** Start ENTRIES SHOWN **

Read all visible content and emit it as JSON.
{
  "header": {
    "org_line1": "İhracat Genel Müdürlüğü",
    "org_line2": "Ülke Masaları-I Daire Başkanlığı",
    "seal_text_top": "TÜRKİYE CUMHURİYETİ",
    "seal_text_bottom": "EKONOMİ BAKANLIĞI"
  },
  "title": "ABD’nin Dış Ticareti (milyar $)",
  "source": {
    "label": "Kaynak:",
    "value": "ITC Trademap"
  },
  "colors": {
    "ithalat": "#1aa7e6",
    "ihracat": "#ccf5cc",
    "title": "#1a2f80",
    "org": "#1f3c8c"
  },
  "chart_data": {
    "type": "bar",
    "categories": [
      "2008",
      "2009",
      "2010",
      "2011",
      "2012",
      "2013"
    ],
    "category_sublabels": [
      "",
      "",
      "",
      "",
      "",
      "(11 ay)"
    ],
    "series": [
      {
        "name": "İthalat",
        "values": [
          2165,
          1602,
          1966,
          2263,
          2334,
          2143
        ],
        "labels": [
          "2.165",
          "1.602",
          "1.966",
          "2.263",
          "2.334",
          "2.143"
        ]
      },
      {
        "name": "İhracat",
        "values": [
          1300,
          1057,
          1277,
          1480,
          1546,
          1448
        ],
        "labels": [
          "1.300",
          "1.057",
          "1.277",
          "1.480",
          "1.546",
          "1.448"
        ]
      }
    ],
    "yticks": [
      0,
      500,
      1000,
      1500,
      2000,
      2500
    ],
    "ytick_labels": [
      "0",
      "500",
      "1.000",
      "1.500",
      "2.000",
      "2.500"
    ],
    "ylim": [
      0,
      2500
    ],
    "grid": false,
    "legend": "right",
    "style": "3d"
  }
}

** End ENTRIES SHOWN **
** Start ENTRIES SHOWN **

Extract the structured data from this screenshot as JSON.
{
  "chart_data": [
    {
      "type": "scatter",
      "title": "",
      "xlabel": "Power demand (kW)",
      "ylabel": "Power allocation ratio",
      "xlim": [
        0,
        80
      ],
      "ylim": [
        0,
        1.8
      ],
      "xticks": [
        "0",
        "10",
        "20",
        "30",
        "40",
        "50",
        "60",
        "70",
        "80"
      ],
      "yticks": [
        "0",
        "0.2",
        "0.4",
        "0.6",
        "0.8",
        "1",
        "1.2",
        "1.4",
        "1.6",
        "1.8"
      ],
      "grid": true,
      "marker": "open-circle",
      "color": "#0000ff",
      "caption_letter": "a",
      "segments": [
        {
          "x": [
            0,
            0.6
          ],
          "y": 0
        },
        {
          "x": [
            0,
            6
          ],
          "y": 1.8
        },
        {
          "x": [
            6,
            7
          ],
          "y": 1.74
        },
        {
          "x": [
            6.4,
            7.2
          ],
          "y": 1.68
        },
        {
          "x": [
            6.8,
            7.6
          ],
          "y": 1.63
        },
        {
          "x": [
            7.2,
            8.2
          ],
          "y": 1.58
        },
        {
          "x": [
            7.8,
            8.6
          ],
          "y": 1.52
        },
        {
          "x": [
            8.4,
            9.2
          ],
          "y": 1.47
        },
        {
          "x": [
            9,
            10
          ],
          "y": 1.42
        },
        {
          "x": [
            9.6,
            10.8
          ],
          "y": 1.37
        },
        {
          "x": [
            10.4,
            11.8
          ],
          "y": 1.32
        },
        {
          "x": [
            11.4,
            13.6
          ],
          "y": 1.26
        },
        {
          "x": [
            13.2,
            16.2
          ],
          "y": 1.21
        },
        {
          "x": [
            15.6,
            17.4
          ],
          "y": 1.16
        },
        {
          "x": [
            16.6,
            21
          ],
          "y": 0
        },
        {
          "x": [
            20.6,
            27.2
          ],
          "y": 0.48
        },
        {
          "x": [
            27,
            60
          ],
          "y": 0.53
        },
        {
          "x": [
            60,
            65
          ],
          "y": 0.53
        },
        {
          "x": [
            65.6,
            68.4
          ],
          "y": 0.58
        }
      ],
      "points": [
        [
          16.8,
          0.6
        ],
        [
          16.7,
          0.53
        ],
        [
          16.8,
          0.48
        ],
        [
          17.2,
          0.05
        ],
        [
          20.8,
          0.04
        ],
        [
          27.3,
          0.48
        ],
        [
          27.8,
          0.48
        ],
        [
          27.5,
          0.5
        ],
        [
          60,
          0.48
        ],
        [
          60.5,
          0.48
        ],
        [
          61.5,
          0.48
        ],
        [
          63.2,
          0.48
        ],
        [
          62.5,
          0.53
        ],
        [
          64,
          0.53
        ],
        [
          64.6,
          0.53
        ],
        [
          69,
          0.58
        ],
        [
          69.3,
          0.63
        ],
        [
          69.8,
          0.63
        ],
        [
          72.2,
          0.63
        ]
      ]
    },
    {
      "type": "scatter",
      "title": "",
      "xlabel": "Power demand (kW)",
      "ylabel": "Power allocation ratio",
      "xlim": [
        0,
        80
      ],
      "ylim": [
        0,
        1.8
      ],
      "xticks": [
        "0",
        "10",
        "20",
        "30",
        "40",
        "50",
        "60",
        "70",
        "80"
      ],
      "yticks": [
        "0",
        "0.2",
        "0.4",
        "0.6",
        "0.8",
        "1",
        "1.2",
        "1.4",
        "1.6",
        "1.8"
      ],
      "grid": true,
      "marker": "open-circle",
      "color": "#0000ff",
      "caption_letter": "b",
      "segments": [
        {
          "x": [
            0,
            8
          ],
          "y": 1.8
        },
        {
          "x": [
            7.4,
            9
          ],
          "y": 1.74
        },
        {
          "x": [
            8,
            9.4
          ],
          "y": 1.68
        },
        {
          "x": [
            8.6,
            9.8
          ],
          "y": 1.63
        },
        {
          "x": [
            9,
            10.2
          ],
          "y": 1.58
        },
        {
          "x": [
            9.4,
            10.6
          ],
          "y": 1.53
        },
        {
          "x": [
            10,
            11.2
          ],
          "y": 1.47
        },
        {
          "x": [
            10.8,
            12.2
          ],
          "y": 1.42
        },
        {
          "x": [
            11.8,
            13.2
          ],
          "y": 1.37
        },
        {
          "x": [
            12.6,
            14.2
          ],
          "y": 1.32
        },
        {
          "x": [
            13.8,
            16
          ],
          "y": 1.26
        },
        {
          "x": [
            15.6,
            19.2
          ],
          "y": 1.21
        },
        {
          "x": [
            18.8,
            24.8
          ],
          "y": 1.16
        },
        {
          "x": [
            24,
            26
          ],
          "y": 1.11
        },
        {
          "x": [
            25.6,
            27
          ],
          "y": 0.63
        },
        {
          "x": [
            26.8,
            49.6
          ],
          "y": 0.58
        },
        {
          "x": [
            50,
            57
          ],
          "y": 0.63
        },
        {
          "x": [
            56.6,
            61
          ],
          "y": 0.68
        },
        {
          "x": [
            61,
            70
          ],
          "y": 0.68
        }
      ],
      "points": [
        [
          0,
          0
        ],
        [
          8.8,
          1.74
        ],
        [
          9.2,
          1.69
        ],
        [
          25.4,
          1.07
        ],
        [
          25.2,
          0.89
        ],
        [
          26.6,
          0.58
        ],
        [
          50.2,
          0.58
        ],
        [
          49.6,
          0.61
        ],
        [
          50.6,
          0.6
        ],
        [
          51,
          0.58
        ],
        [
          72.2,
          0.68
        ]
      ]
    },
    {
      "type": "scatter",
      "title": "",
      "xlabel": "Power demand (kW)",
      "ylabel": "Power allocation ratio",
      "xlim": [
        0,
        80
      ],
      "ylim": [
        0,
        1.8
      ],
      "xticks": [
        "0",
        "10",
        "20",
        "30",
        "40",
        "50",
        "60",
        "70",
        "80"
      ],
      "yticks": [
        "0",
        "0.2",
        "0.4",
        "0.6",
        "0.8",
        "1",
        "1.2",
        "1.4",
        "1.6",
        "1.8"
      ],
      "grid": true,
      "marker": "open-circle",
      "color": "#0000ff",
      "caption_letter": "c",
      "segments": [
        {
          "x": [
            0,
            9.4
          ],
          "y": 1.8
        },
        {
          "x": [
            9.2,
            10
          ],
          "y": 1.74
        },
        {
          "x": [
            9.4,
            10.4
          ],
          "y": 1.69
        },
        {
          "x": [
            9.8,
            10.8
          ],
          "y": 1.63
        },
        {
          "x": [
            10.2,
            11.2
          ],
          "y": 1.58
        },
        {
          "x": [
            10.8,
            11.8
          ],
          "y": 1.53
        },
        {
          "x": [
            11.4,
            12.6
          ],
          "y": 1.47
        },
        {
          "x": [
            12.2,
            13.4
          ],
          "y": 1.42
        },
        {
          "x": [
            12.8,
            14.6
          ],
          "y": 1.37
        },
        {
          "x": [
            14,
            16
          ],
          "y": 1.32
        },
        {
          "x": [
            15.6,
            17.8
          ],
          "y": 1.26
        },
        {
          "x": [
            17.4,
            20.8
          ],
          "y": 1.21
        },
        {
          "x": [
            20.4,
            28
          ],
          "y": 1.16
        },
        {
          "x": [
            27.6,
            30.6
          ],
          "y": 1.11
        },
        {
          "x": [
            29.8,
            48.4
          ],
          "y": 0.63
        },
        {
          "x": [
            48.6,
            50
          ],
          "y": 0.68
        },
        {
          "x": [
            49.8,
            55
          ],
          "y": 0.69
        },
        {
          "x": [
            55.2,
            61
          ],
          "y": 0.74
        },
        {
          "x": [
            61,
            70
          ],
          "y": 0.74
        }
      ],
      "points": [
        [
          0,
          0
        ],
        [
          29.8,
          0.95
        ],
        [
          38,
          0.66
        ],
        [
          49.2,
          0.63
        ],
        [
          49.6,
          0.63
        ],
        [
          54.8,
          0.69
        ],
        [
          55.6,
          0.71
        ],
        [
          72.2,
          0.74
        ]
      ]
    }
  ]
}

** End ENTRIES SHOWN **
** Start ENTRIES SHOWN **

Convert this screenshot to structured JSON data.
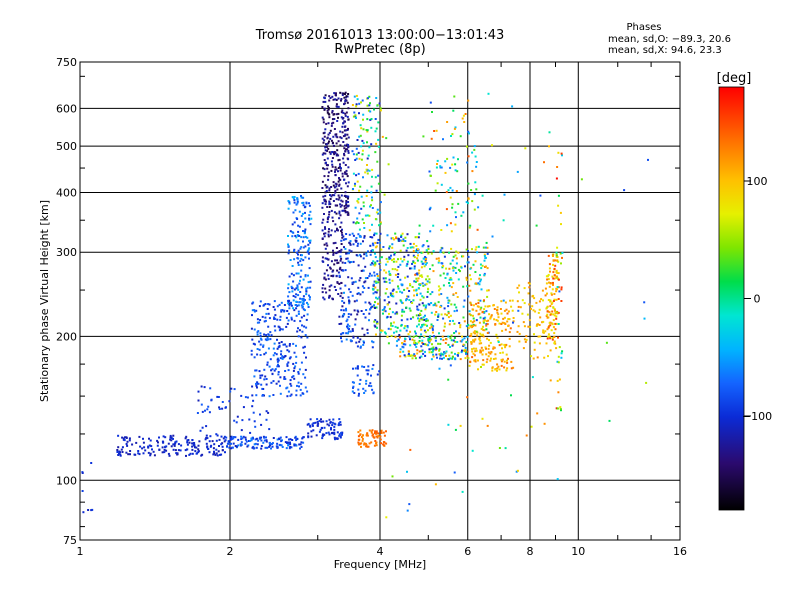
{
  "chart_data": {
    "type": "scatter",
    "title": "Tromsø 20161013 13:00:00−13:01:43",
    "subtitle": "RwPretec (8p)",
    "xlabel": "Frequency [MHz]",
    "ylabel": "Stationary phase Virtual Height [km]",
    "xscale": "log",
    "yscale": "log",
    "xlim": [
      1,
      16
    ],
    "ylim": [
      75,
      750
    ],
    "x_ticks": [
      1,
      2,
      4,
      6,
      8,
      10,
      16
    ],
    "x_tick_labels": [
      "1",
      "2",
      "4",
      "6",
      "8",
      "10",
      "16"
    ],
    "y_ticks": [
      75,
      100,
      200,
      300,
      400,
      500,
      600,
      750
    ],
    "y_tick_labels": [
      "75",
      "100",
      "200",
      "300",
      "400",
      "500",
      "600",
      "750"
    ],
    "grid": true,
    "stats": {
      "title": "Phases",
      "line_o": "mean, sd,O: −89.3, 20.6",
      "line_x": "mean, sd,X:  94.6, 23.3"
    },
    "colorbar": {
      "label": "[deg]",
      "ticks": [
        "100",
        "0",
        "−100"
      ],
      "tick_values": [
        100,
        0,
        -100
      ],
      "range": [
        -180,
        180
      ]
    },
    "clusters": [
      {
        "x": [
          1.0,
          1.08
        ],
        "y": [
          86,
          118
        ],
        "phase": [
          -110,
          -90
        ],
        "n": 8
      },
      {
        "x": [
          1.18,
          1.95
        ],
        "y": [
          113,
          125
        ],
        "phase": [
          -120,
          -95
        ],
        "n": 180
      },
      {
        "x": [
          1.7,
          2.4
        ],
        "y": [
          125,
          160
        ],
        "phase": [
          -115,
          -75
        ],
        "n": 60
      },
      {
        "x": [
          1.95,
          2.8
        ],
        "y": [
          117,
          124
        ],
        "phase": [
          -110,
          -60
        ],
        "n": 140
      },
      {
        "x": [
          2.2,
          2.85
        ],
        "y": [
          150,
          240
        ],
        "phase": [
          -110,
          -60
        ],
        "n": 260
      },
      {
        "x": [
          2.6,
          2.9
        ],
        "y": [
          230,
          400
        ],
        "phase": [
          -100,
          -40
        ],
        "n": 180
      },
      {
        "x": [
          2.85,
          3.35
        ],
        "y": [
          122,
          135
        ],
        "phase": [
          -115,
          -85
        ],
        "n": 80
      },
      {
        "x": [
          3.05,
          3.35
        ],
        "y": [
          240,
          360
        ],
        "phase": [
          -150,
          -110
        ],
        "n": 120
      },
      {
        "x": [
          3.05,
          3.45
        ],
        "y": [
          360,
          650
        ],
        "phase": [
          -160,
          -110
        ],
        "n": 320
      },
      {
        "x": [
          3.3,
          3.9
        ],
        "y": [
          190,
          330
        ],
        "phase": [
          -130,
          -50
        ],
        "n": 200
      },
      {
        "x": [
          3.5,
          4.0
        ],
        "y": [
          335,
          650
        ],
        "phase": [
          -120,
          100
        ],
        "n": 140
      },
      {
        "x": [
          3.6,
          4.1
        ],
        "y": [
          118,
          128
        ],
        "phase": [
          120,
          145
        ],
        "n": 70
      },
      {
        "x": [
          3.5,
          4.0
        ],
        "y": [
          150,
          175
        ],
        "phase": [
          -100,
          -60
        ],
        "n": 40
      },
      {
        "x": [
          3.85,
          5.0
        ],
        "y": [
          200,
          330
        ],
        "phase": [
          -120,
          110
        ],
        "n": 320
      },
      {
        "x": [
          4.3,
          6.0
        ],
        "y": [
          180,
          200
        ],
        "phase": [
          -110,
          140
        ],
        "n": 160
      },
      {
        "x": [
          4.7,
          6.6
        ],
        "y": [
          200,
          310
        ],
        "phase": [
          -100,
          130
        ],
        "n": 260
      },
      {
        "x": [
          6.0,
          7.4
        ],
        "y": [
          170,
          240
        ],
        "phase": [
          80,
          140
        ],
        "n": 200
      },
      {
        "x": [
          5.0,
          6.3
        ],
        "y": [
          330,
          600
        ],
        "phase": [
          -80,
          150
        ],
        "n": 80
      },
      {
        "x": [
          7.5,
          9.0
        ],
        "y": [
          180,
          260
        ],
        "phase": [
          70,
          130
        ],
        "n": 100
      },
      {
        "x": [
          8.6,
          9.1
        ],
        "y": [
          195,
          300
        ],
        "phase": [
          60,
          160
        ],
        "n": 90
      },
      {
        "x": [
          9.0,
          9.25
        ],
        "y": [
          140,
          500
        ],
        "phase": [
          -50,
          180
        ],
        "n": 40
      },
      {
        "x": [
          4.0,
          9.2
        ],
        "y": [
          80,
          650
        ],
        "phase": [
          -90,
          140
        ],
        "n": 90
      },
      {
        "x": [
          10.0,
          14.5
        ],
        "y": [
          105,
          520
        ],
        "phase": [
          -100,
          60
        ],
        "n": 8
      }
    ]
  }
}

** End ENTRIES SHOWN **

= EXERCISE BRIEF =
Tally the lines above containing "structured". Answer with the count only.

= SOLUTION FOR THIS PROBLEM =
2